▶ Aim: Restate the full listing word for word and leave the pictures out.
-- START --
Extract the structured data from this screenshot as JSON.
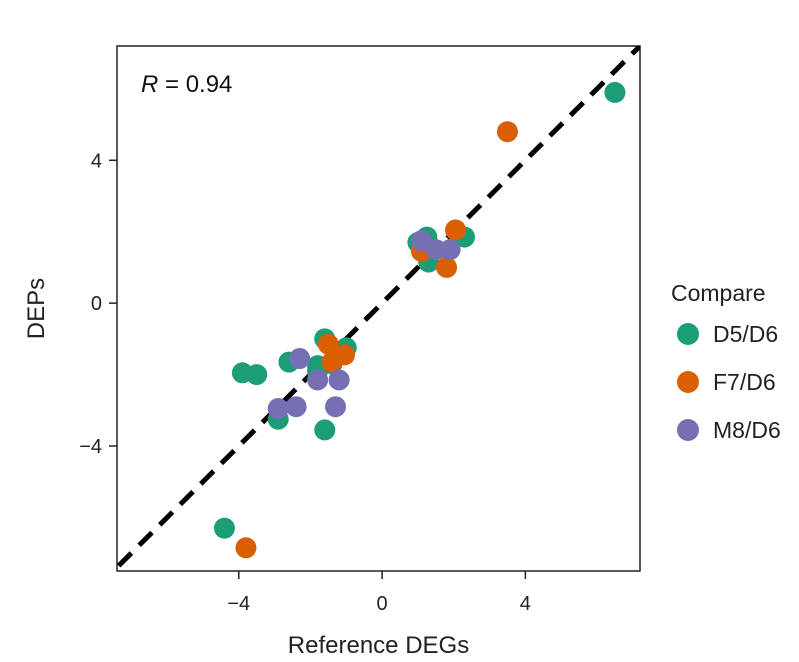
{
  "chart_data": {
    "type": "scatter",
    "xlabel": "Reference DEGs",
    "ylabel": "DEPs",
    "xlim": [
      -7.4,
      7.2
    ],
    "ylim": [
      -7.5,
      7.2
    ],
    "xticks": [
      -4,
      0,
      4
    ],
    "xtick_labels": [
      "−4",
      "0",
      "4"
    ],
    "yticks": [
      -4,
      0,
      4
    ],
    "ytick_labels": [
      "−4",
      "0",
      "4"
    ],
    "grid": false,
    "annotation": {
      "r_symbol": "R",
      "rest": " = 0.94"
    },
    "reference_line": {
      "style": "dashed",
      "slope": 1,
      "intercept": 0,
      "color": "#000000"
    },
    "legend": {
      "title": "Compare",
      "position": "right"
    },
    "series": [
      {
        "name": "D5/D6",
        "color": "#1b9e77",
        "points": [
          [
            6.5,
            5.9
          ],
          [
            1.25,
            1.85
          ],
          [
            1.3,
            1.15
          ],
          [
            2.3,
            1.85
          ],
          [
            1.0,
            1.7
          ],
          [
            -1.6,
            -1.0
          ],
          [
            -1.0,
            -1.25
          ],
          [
            -1.8,
            -1.75
          ],
          [
            -1.4,
            -1.7
          ],
          [
            -3.9,
            -1.95
          ],
          [
            -3.5,
            -2.0
          ],
          [
            -2.6,
            -1.65
          ],
          [
            -2.9,
            -3.25
          ],
          [
            -1.6,
            -3.55
          ],
          [
            -1.8,
            -1.9
          ],
          [
            -4.4,
            -6.3
          ]
        ]
      },
      {
        "name": "F7/D6",
        "color": "#d95f02",
        "points": [
          [
            3.5,
            4.8
          ],
          [
            2.05,
            2.05
          ],
          [
            1.8,
            1.0
          ],
          [
            1.1,
            1.45
          ],
          [
            -1.5,
            -1.15
          ],
          [
            -1.05,
            -1.45
          ],
          [
            -1.4,
            -1.65
          ],
          [
            -3.8,
            -6.85
          ]
        ]
      },
      {
        "name": "M8/D6",
        "color": "#7570b3",
        "points": [
          [
            1.1,
            1.75
          ],
          [
            1.5,
            1.5
          ],
          [
            1.9,
            1.5
          ],
          [
            -2.3,
            -1.55
          ],
          [
            -1.8,
            -2.15
          ],
          [
            -1.2,
            -2.15
          ],
          [
            -1.3,
            -2.9
          ],
          [
            -2.4,
            -2.9
          ],
          [
            -2.9,
            -2.95
          ]
        ]
      }
    ]
  }
}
-- END --
▶ Written response:
Extract the structured data from this screenshot as JSON.
{
  "chart_data": {
    "type": "scatter",
    "xlabel": "Reference DEGs",
    "ylabel": "DEPs",
    "xlim": [
      -7.4,
      7.2
    ],
    "ylim": [
      -7.5,
      7.2
    ],
    "xticks": [
      -4,
      0,
      4
    ],
    "xtick_labels": [
      "−4",
      "0",
      "4"
    ],
    "yticks": [
      -4,
      0,
      4
    ],
    "ytick_labels": [
      "−4",
      "0",
      "4"
    ],
    "grid": false,
    "annotation": {
      "r_symbol": "R",
      "rest": " = 0.94"
    },
    "reference_line": {
      "style": "dashed",
      "slope": 1,
      "intercept": 0,
      "color": "#000000"
    },
    "legend": {
      "title": "Compare",
      "position": "right"
    },
    "series": [
      {
        "name": "D5/D6",
        "color": "#1b9e77",
        "points": [
          [
            6.5,
            5.9
          ],
          [
            1.25,
            1.85
          ],
          [
            1.3,
            1.15
          ],
          [
            2.3,
            1.85
          ],
          [
            1.0,
            1.7
          ],
          [
            -1.6,
            -1.0
          ],
          [
            -1.0,
            -1.25
          ],
          [
            -1.8,
            -1.75
          ],
          [
            -1.4,
            -1.7
          ],
          [
            -3.9,
            -1.95
          ],
          [
            -3.5,
            -2.0
          ],
          [
            -2.6,
            -1.65
          ],
          [
            -2.9,
            -3.25
          ],
          [
            -1.6,
            -3.55
          ],
          [
            -1.8,
            -1.9
          ],
          [
            -4.4,
            -6.3
          ]
        ]
      },
      {
        "name": "F7/D6",
        "color": "#d95f02",
        "points": [
          [
            3.5,
            4.8
          ],
          [
            2.05,
            2.05
          ],
          [
            1.8,
            1.0
          ],
          [
            1.1,
            1.45
          ],
          [
            -1.5,
            -1.15
          ],
          [
            -1.05,
            -1.45
          ],
          [
            -1.4,
            -1.65
          ],
          [
            -3.8,
            -6.85
          ]
        ]
      },
      {
        "name": "M8/D6",
        "color": "#7570b3",
        "points": [
          [
            1.1,
            1.75
          ],
          [
            1.5,
            1.5
          ],
          [
            1.9,
            1.5
          ],
          [
            -2.3,
            -1.55
          ],
          [
            -1.8,
            -2.15
          ],
          [
            -1.2,
            -2.15
          ],
          [
            -1.3,
            -2.9
          ],
          [
            -2.4,
            -2.9
          ],
          [
            -2.9,
            -2.95
          ]
        ]
      }
    ]
  }
}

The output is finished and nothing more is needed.